TASK
Transcribe the whole listing below without changing a word, but leave out every image.
─── RECORDS FOR THE TASK ───
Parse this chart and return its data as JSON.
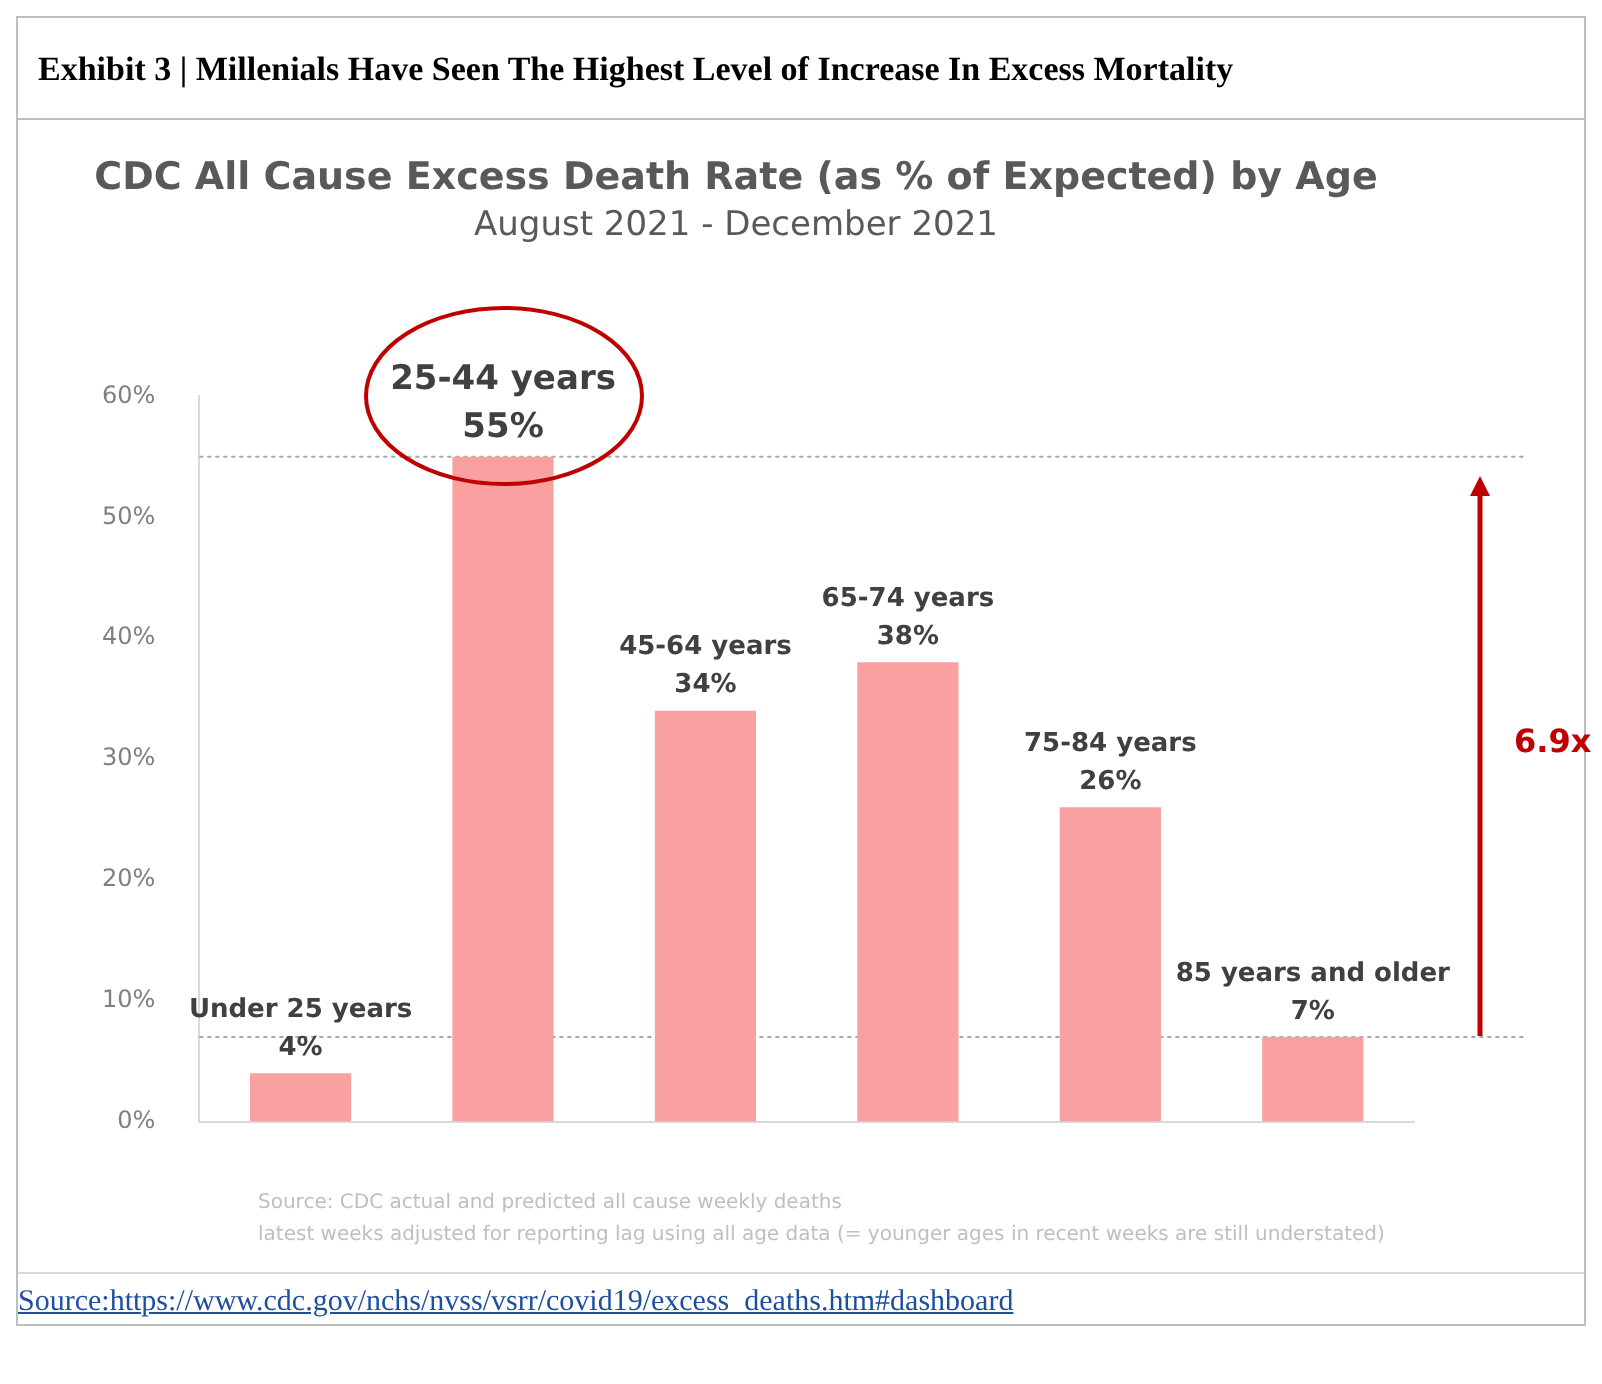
{
  "chart_data": {
    "type": "bar",
    "title": "CDC All Cause Excess Death Rate (as % of Expected) by Age",
    "subtitle": "August 2021 - December 2021",
    "categories": [
      "Under 25 years",
      "25-44 years",
      "45-64 years",
      "65-74 years",
      "75-84 years",
      "85 years and older"
    ],
    "values": [
      4,
      55,
      34,
      38,
      26,
      7
    ],
    "value_labels": [
      "4%",
      "55%",
      "34%",
      "38%",
      "26%",
      "7%"
    ],
    "color": "#f9a0a0",
    "ylim": [
      0,
      60
    ],
    "yticks": [
      {
        "value": 0,
        "label": "0%"
      },
      {
        "value": 10,
        "label": "10%"
      },
      {
        "value": 20,
        "label": "20%"
      },
      {
        "value": 30,
        "label": "30%"
      },
      {
        "value": 40,
        "label": "40%"
      },
      {
        "value": 50,
        "label": "50%"
      },
      {
        "value": 60,
        "label": "60%"
      }
    ],
    "grid": false,
    "tick_labels": "y",
    "ref_lines": [
      {
        "axis": "y",
        "value": 55,
        "label": null,
        "color": "#a6a6a6",
        "line_style": "dotted"
      },
      {
        "axis": "y",
        "value": 7,
        "label": null,
        "color": "#a6a6a6",
        "line_style": "dotted"
      }
    ],
    "annotations": [
      "Exhibit 3 | Millenials Have Seen The Highest Level of Increase In Excess Mortality",
      "Source: CDC actual and predicted all cause weekly deaths",
      "latest weeks adjusted for reporting lag using all age data (= younger ages in recent weeks are still understated)",
      "6.9x",
      "Source:https://www.cdc.gov/nchs/nvss/vsrr/covid19/excess_deaths.htm#dashboard"
    ]
  }
}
───
EXERCISE SOLUTION
Parse this chart and return its data as JSON.
{
  "chart_data": {
    "type": "bar",
    "title": "CDC All Cause Excess Death Rate (as % of Expected) by Age",
    "subtitle": "August 2021 - December 2021",
    "categories": [
      "Under 25 years",
      "25-44 years",
      "45-64 years",
      "65-74 years",
      "75-84 years",
      "85 years and older"
    ],
    "values": [
      4,
      55,
      34,
      38,
      26,
      7
    ],
    "value_labels": [
      "4%",
      "55%",
      "34%",
      "38%",
      "26%",
      "7%"
    ],
    "color": "#f9a0a0",
    "ylim": [
      0,
      60
    ],
    "yticks": [
      {
        "value": 0,
        "label": "0%"
      },
      {
        "value": 10,
        "label": "10%"
      },
      {
        "value": 20,
        "label": "20%"
      },
      {
        "value": 30,
        "label": "30%"
      },
      {
        "value": 40,
        "label": "40%"
      },
      {
        "value": 50,
        "label": "50%"
      },
      {
        "value": 60,
        "label": "60%"
      }
    ],
    "grid": false,
    "tick_labels": "y",
    "ref_lines": [
      {
        "axis": "y",
        "value": 55,
        "label": null,
        "color": "#a6a6a6",
        "line_style": "dotted"
      },
      {
        "axis": "y",
        "value": 7,
        "label": null,
        "color": "#a6a6a6",
        "line_style": "dotted"
      }
    ],
    "annotations": [
      "Exhibit 3 | Millenials Have Seen The Highest Level of Increase In Excess Mortality",
      "Source: CDC actual and predicted all cause weekly deaths",
      "latest weeks adjusted for reporting lag using all age data (= younger ages in recent weeks are still understated)",
      "6.9x",
      "Source:https://www.cdc.gov/nchs/nvss/vsrr/covid19/excess_deaths.htm#dashboard"
    ]
  }
}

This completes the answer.